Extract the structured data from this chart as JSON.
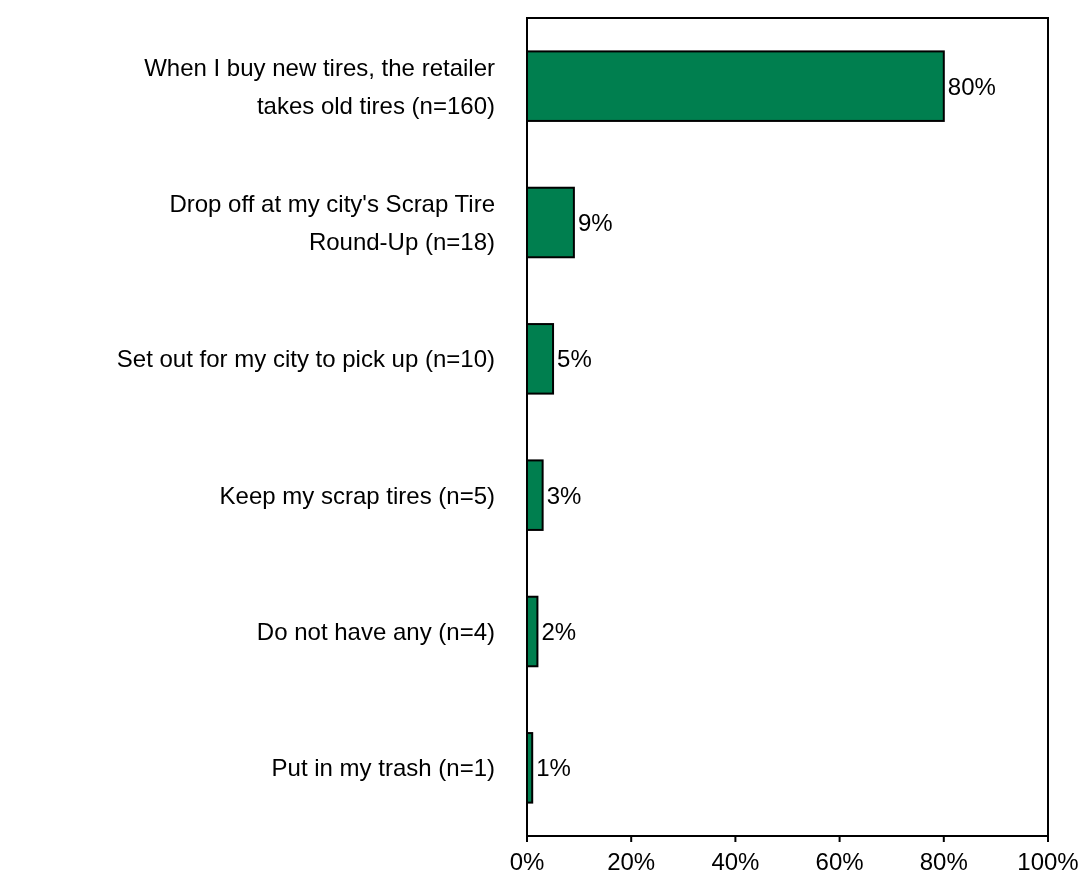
{
  "chart_data": {
    "type": "bar",
    "orientation": "horizontal",
    "categories": [
      "When I buy new tires, the retailer takes old tires (n=160)",
      "Drop off at my city's Scrap Tire Round-Up (n=18)",
      "Set out for my city to pick up (n=10)",
      "Keep my scrap tires (n=5)",
      "Do not have any (n=4)",
      "Put in my trash (n=1)"
    ],
    "values": [
      80,
      9,
      5,
      3,
      2,
      1
    ],
    "value_labels": [
      "80%",
      "9%",
      "5%",
      "3%",
      "2%",
      "1%"
    ],
    "color": "#007f4f",
    "xlim": [
      0,
      100
    ],
    "xticks": [
      {
        "value": 0,
        "label": "0%"
      },
      {
        "value": 20,
        "label": "20%"
      },
      {
        "value": 40,
        "label": "40%"
      },
      {
        "value": 60,
        "label": "60%"
      },
      {
        "value": 80,
        "label": "80%"
      },
      {
        "value": 100,
        "label": "100%"
      }
    ],
    "grid": false
  }
}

TASK OBJECTIVE: The records shown above are to be repeated exactly, with the pictures left out.

THE ANSWER:
Extract the structured data from this chart as JSON.
{
  "chart_data": {
    "type": "bar",
    "orientation": "horizontal",
    "categories": [
      "When I buy new tires, the retailer takes old tires (n=160)",
      "Drop off at my city's Scrap Tire Round-Up (n=18)",
      "Set out for my city to pick up (n=10)",
      "Keep my scrap tires (n=5)",
      "Do not have any (n=4)",
      "Put in my trash (n=1)"
    ],
    "values": [
      80,
      9,
      5,
      3,
      2,
      1
    ],
    "value_labels": [
      "80%",
      "9%",
      "5%",
      "3%",
      "2%",
      "1%"
    ],
    "color": "#007f4f",
    "xlim": [
      0,
      100
    ],
    "xticks": [
      {
        "value": 0,
        "label": "0%"
      },
      {
        "value": 20,
        "label": "20%"
      },
      {
        "value": 40,
        "label": "40%"
      },
      {
        "value": 60,
        "label": "60%"
      },
      {
        "value": 80,
        "label": "80%"
      },
      {
        "value": 100,
        "label": "100%"
      }
    ],
    "grid": false
  }
}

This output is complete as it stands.